───── QUOTED PASSAGE

Thursday, March 28, 2024

These Things Happen

 Accidents happen, things get broken, humans make mistakes and it happens to everyone.

It's a fact of life that things go wrong, perhaps service isn't quite up to standard, things break and delays to deliveries happen.  But is there any need to get angry and annoyed and stressed out about them?

We had an incident with a meal at a restaurant where there was a dead Slug in one of our dishes.  We got the staff member to come over, don't rant and rave about it, point out the obvious issue with the food and then see what the resolution will be.  The Manager was horrified (rightly so) and took the meal away, offered a replacement free of charge and also not pay for the spoiled meal either.  Let's face it, they had one job, they failed to deliver and they sorted it out straight away.  We dealt calmly with the situation, they dealt professionally with it and they apologised and offered a speedy resolution that we were happy with.

This is exactly the way to deal with all such things and we would have got nowhere by making a big fuss in the restaurant in front of other customers and neither was that have been necessary because things like this happen despite our best efforts things do go wrong.  So why do some people explode into a rage when the smallest thing goes wrong?  Well, I'll let you read about that in 'A New Earth' by Eckhart Tolle who witnessed one such problem when he was out once.  

I imagine Chef got a bollocking for turning out a Vegetarian Dish with "protein" in it LOL.  I also imagine that they would have looked to have a process in place to resolve the issue in the future.  It was a costly mistake and can have repercussions on the reputation of the establishment.  When I paid the bill I also made sure that I went to see the manager, thanked her for resolving things quickly and gave a tip to the staff who served us - it wasn't their fault and they dealt well with a situation I doubt happens a lot.  If you are dealt with properly, it is only courteous and good manners to recognise their actions (and their obvious embarrassment) and reassure them that all is well.

I remembered "Let he who is without sin cast the first stone" and to my mind, not enough people stop, take a breath, count to 10 slowly and then open their mouths.  You often hear people ranting on and getting all heated and about what exactly?  What did they resolve?  Often they make themselves look ignorant, stupid, thick idiots they truly are.

──────────

**EXERCISE TASKS**
A. In the blog post about things going wrong, what was found in one of the dishes at the restaurant?
B. From the blog post, return everything from "It's a fact" down to "out about them?", word for word.
The material after this has no connection to the blog post.

───── EXCERPTED DATA

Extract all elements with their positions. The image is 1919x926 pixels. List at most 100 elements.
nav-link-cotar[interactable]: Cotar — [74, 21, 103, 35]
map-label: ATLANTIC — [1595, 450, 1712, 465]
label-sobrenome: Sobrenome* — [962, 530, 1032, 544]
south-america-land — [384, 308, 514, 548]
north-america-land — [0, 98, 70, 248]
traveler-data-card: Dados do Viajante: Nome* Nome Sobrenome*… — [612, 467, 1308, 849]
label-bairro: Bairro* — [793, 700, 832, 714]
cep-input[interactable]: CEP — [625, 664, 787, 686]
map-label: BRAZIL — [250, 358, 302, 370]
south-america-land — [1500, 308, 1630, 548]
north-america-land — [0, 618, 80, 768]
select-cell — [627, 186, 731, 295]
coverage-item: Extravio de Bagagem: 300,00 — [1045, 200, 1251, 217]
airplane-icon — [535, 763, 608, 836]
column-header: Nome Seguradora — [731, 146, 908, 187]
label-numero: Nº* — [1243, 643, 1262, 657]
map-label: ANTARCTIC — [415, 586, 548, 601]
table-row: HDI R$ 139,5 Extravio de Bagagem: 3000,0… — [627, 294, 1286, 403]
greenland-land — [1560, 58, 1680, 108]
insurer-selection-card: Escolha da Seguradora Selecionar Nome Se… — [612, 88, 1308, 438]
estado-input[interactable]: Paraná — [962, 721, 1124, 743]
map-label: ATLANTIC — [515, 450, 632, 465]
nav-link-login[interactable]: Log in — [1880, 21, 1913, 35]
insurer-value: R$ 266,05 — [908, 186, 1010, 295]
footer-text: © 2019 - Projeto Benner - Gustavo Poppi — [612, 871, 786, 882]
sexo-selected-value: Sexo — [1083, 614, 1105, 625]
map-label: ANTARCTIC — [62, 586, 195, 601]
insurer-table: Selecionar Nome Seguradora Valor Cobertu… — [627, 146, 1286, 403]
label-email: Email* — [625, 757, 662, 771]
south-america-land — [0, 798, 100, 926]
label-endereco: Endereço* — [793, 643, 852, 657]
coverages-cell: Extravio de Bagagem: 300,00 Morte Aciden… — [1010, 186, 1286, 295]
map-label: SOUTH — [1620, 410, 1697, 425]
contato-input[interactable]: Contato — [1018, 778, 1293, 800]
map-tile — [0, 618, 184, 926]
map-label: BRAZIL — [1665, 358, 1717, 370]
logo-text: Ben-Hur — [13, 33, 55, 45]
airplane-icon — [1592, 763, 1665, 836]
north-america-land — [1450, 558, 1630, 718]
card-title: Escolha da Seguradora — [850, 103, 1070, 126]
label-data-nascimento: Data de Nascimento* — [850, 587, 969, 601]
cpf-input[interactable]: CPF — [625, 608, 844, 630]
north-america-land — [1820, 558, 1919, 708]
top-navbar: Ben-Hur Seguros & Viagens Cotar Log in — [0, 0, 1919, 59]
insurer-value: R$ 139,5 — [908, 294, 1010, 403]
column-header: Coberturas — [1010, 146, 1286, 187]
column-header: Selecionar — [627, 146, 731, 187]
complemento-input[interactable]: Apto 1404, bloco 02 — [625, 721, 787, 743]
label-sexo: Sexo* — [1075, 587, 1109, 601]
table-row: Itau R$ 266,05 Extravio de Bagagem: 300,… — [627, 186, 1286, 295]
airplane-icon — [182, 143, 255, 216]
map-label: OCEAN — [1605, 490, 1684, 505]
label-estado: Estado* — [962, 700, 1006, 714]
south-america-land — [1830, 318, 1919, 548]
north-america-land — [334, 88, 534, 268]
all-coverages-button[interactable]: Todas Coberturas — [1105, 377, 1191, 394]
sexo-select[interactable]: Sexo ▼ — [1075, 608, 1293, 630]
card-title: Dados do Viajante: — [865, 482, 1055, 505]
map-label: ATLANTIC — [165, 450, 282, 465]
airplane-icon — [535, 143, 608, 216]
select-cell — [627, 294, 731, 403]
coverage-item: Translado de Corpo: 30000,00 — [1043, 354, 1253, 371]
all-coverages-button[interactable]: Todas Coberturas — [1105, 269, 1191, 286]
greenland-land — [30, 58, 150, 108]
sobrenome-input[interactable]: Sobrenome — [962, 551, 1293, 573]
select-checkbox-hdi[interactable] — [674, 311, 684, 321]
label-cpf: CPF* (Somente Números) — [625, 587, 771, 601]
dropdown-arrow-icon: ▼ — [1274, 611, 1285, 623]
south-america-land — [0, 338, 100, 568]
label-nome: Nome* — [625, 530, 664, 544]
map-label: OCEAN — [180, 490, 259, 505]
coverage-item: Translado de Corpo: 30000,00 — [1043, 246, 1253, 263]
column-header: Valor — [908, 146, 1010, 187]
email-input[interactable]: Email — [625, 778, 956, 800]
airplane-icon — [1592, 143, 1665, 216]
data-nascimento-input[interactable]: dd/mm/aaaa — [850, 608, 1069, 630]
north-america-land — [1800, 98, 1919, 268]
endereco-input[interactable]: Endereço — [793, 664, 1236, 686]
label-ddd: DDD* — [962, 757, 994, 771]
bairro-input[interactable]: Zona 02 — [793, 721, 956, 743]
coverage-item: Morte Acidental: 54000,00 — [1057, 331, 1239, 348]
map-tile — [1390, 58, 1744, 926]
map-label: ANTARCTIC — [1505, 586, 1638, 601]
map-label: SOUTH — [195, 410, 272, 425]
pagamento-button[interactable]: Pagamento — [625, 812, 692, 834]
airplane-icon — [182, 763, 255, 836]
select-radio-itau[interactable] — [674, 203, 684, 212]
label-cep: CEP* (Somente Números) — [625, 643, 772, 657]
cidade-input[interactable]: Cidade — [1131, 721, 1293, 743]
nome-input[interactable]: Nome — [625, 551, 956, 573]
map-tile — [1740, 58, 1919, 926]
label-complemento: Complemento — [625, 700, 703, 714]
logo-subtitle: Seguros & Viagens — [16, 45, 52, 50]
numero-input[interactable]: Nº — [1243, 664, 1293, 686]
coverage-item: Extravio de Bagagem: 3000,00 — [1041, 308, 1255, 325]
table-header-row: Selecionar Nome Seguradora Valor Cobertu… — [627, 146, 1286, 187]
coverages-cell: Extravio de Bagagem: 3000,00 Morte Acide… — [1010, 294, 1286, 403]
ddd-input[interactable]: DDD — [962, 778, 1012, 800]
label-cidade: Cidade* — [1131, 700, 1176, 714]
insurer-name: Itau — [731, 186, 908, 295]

──────────

**RESULTS**
A. A dead slug.

B.
It's a fact of life that things go wrong, perhaps service isn't quite up to standard, things break and delays to deliveries happen.  But is there any need to get angry and annoyed and stressed out about them?